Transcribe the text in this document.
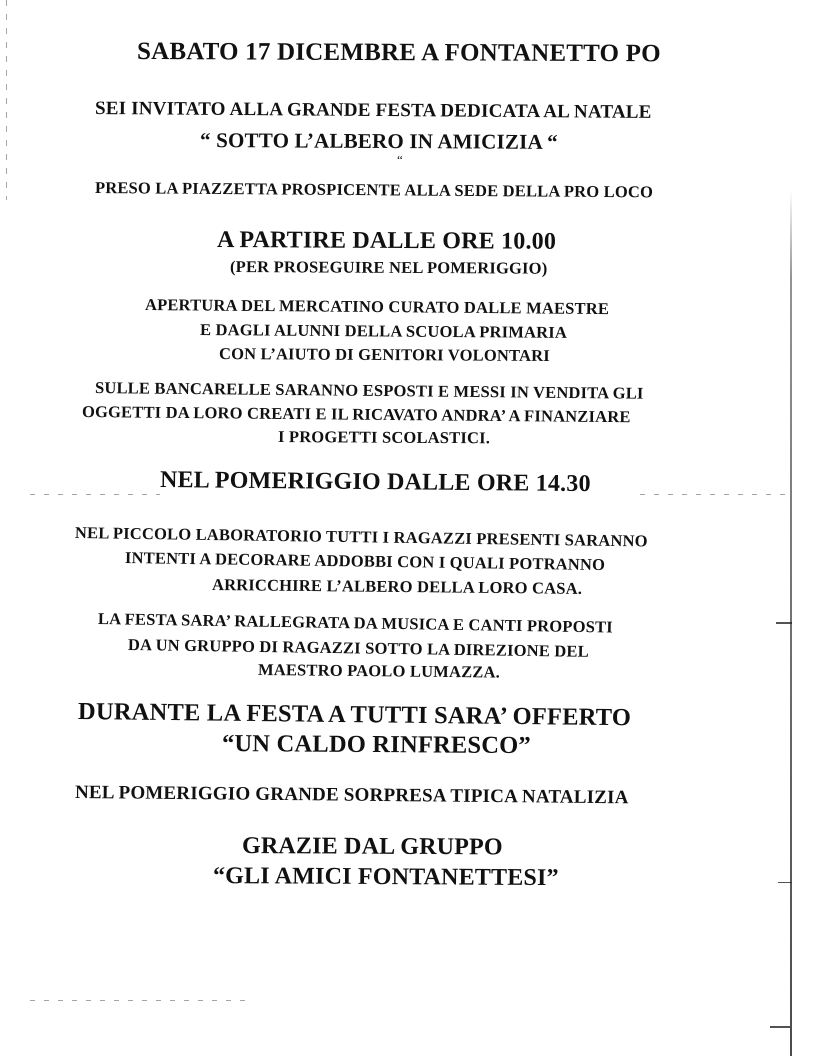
SABATO 17 DICEMBRE A FONTANETTO PO
SEI INVITATO ALLA GRANDE FESTA DEDICATA AL NATALE
“ SOTTO L’ALBERO IN AMICIZIA “
“
PRESO LA PIAZZETTA PROSPICENTE ALLA SEDE DELLA PRO LOCO
A PARTIRE DALLE ORE 10.00
(PER PROSEGUIRE NEL POMERIGGIO)
APERTURA DEL MERCATINO CURATO DALLE MAESTRE
E DAGLI ALUNNI DELLA SCUOLA PRIMARIA
CON L’AIUTO DI GENITORI VOLONTARI
SULLE BANCARELLE SARANNO ESPOSTI E MESSI IN VENDITA GLI
OGGETTI DA LORO CREATI E IL RICAVATO ANDRA’ A FINANZIARE
I PROGETTI SCOLASTICI.
NEL POMERIGGIO DALLE ORE 14.30
NEL PICCOLO LABORATORIO TUTTI I RAGAZZI PRESENTI SARANNO
INTENTI A DECORARE ADDOBBI CON I QUALI POTRANNO
ARRICCHIRE L’ALBERO DELLA LORO CASA.
LA FESTA SARA’ RALLEGRATA DA MUSICA E CANTI PROPOSTI
DA UN GRUPPO DI RAGAZZI SOTTO LA DIREZIONE DEL
MAESTRO PAOLO LUMAZZA.
DURANTE LA FESTA A TUTTI SARA’ OFFERTO
“UN CALDO RINFRESCO”
NEL POMERIGGIO GRANDE SORPRESA TIPICA NATALIZIA
GRAZIE DAL GRUPPO
“GLI AMICI FONTANETTESI”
==*==
_Task:_
Exactly reproduce each record, leaving out any pictures.

_Result of this exercise:_
Transcribe the text in this document.
SABATO 17 DICEMBRE A FONTANETTO PO
SEI INVITATO ALLA GRANDE FESTA DEDICATA AL NATALE
“ SOTTO L’ALBERO IN AMICIZIA “
“
PRESO LA PIAZZETTA PROSPICENTE ALLA SEDE DELLA PRO LOCO
A PARTIRE DALLE ORE 10.00
(PER PROSEGUIRE NEL POMERIGGIO)
APERTURA DEL MERCATINO CURATO DALLE MAESTRE
E DAGLI ALUNNI DELLA SCUOLA PRIMARIA
CON L’AIUTO DI GENITORI VOLONTARI
SULLE BANCARELLE SARANNO ESPOSTI E MESSI IN VENDITA GLI
OGGETTI DA LORO CREATI E IL RICAVATO ANDRA’ A FINANZIARE
I PROGETTI SCOLASTICI.
NEL POMERIGGIO DALLE ORE 14.30
NEL PICCOLO LABORATORIO TUTTI I RAGAZZI PRESENTI SARANNO
INTENTI A DECORARE ADDOBBI CON I QUALI POTRANNO
ARRICCHIRE L’ALBERO DELLA LORO CASA.
LA FESTA SARA’ RALLEGRATA DA MUSICA E CANTI PROPOSTI
DA UN GRUPPO DI RAGAZZI SOTTO LA DIREZIONE DEL
MAESTRO PAOLO LUMAZZA.
DURANTE LA FESTA A TUTTI SARA’ OFFERTO
“UN CALDO RINFRESCO”
NEL POMERIGGIO GRANDE SORPRESA TIPICA NATALIZIA
GRAZIE DAL GRUPPO
“GLI AMICI FONTANETTESI”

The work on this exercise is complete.